▶ **LESETEXT**:
>>>>
Giordano - nuimmt nichts zurueckRalph Giordano –
nimmt nichts zurück

Foto: www.beucker.de


DITIB-Sprecher Alboga versuchte die Fassung zu bewahren, erklärte, dass „Ehrenmorde“ mehr mit Stammeskultur als mit dem islamischen Glauben zu tun haben und distanzierte sich vom Fundamentalismus und der Burka. Giordano wischte alle Argumente beiseite, höhnte jedes Mal: „Das habe ich erwartet, dass Sie das sagen“ und unterstellte Alboga, ihn nicht ernst zu nehmen.
<<<<
▶ **AUFGABE A**: Womit haben „Ehrenmorde“ laut DITIB-Sprecher Alboga im Text über Ralph Giordano mehr zu tun als mit dem islamischen Glauben?
▶ **AUFGABE B**: Führen Sie den Text über Ralph Giordano und den DITIB-Sprecher Alboga im Anschluss an seinen letzten Satz weiter.

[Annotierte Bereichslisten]
>>>>
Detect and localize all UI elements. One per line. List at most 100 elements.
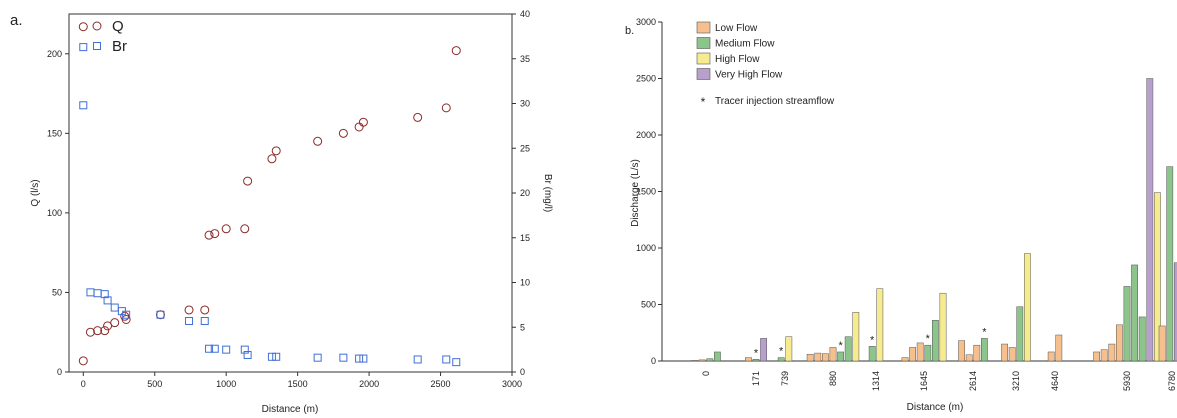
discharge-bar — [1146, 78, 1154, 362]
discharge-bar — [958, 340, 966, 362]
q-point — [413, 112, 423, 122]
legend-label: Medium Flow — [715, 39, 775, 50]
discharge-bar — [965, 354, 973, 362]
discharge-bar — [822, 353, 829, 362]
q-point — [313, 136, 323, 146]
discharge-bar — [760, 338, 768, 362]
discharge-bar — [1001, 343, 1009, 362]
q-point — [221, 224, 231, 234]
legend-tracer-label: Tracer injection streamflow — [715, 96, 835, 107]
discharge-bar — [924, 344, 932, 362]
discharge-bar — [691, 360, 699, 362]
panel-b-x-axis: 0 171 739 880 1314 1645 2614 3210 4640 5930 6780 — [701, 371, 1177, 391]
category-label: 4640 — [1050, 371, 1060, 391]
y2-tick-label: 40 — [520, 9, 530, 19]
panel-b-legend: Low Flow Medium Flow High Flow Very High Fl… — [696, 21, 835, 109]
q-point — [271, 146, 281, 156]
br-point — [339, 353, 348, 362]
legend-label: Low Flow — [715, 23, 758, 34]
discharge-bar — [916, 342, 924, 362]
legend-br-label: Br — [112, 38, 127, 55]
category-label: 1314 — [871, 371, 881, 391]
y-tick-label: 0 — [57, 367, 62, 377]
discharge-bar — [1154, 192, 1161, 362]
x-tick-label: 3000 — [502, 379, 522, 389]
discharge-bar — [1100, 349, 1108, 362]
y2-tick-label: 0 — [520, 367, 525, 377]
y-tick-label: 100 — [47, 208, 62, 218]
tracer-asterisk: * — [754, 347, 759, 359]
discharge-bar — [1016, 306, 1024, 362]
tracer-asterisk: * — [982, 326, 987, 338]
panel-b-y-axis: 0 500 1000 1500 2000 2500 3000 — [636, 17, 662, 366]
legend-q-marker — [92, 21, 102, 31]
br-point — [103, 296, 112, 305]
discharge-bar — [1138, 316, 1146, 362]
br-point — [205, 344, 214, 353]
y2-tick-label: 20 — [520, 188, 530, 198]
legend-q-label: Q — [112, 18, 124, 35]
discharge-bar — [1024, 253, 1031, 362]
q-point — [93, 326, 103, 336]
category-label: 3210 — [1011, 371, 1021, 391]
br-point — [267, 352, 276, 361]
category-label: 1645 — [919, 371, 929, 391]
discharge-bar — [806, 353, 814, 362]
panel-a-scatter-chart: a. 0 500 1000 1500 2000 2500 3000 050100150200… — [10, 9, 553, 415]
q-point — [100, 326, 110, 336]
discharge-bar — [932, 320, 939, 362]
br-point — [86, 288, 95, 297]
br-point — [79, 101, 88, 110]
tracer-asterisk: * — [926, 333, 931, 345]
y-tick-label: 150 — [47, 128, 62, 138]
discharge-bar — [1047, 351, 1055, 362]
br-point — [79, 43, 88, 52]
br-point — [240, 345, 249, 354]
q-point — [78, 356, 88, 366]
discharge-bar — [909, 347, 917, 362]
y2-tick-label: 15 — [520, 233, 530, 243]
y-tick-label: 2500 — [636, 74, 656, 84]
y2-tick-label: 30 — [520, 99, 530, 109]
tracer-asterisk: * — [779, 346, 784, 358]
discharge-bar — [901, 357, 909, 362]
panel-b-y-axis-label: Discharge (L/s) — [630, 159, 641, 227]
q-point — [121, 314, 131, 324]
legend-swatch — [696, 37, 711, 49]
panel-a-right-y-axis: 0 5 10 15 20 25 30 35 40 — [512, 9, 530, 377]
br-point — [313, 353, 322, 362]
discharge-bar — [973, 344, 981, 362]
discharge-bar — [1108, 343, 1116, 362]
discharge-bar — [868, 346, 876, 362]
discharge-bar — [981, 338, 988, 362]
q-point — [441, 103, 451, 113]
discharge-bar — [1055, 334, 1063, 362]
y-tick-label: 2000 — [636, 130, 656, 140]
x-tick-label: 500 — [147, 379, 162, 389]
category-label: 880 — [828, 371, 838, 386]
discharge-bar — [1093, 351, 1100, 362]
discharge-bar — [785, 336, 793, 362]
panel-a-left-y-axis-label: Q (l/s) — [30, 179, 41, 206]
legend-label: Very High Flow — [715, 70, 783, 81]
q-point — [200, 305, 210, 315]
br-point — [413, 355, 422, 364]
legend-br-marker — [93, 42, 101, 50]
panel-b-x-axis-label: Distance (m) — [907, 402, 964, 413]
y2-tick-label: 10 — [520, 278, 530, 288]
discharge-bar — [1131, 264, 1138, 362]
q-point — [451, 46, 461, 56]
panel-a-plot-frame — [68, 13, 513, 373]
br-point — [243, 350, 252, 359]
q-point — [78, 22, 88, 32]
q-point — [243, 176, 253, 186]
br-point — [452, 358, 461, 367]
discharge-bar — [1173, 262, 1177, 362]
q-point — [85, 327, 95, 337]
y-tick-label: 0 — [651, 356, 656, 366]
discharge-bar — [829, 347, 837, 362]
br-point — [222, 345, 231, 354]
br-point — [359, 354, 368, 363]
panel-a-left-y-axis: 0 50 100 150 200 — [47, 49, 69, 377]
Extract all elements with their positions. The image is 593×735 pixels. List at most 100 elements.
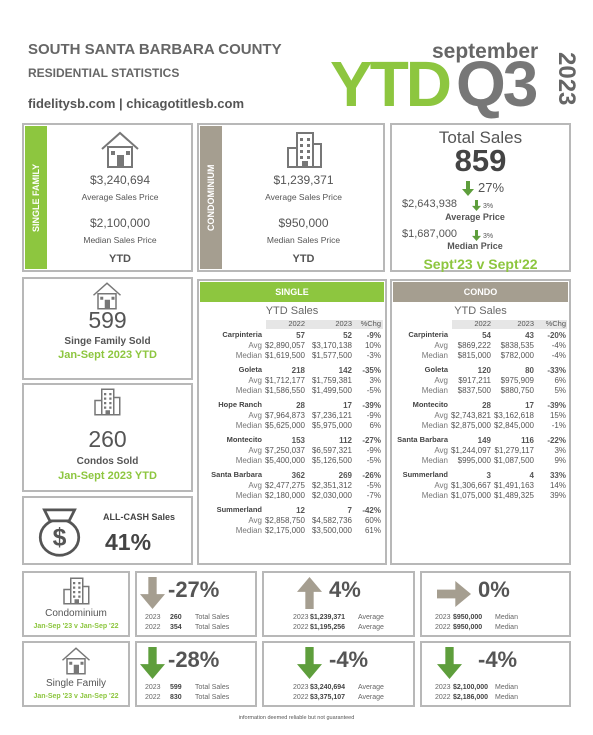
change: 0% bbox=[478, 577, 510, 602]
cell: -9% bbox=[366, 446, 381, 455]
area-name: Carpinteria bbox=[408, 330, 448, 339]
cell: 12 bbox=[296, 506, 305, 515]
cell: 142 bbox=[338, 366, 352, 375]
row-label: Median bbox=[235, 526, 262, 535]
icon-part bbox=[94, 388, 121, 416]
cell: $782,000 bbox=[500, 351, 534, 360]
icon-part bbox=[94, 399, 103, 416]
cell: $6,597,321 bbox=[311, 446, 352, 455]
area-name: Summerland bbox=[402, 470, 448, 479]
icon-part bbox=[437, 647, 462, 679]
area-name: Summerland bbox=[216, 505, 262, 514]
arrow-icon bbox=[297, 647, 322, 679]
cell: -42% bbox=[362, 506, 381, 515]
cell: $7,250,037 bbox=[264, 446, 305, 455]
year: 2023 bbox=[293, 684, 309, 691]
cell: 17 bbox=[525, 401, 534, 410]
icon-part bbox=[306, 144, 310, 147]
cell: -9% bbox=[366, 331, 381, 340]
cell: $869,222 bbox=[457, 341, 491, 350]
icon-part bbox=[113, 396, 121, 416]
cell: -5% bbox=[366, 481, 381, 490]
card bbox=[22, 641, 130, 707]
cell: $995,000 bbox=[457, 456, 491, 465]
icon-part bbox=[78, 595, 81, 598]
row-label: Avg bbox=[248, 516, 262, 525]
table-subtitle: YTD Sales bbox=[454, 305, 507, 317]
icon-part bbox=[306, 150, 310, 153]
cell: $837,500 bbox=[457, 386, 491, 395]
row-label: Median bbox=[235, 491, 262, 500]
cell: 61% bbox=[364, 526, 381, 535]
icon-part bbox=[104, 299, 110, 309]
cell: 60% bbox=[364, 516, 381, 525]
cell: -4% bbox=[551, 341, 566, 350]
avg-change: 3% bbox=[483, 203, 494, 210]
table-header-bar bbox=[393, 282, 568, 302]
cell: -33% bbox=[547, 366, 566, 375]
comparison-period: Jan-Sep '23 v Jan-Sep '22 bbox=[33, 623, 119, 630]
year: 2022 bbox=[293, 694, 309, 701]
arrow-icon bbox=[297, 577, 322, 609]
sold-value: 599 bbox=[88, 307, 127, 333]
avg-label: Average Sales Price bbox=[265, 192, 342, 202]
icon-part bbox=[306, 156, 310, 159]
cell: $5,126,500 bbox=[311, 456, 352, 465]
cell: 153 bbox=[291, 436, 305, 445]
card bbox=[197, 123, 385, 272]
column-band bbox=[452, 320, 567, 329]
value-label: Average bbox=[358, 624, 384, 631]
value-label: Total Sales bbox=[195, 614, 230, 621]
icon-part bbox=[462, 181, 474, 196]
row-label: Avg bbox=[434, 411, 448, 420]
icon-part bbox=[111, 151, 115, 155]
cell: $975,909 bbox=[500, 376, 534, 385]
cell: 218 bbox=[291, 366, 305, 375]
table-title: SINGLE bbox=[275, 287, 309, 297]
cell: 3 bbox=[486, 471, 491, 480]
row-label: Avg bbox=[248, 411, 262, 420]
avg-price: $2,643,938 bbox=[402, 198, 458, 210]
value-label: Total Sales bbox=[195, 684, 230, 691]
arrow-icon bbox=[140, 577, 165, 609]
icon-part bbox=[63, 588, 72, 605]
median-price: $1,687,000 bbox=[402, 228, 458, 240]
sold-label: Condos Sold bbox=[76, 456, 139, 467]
<<<<
▶ **ANTWORT A**: Mit der Stammeskultur.

▶ **ANTWORT B**:
Von den Nazis verfolgt, nach dem Krieg in der KPD


Ralph Giordano ist Jude wie sein Kritiker Günther B. Ginzel. 1923 geboren, wurde er von den Nazis verfolgt, 1940 musste er die Schule verlassen, wurde von der Gestapo verhaftet und gefoltert. Als die Nazis versuchten, seine Mutter zu deportieren, tauchte die Familie in Hamburg unter und überlebte so den Holocaust. 1955 ging er als KPD-Mitglied in die DDR, wo er bereits 1953 beim Verlag „Neues Leben“ sein „Westdeutsches Tagebuch“ über die KPD in Hamburg unter dem Pseudonym Jan Rolfs veröffentlicht hatte. Zwei Jahre später kehrte er nach Deutschland zurück und veröffentlichte 1961 in „Die Partei hat immer Recht“ seine „Abrechnung mit dem Stalinismus“. In der durch FDP-Chef  Jürgen Möllemann ausgelösten Antisemitismus-Debatte erklärte er im Juni 2002, sein Fluchtgefühl sei seit der Befreiung vom Nationalsozialismus nicht mehr so stark gewesen.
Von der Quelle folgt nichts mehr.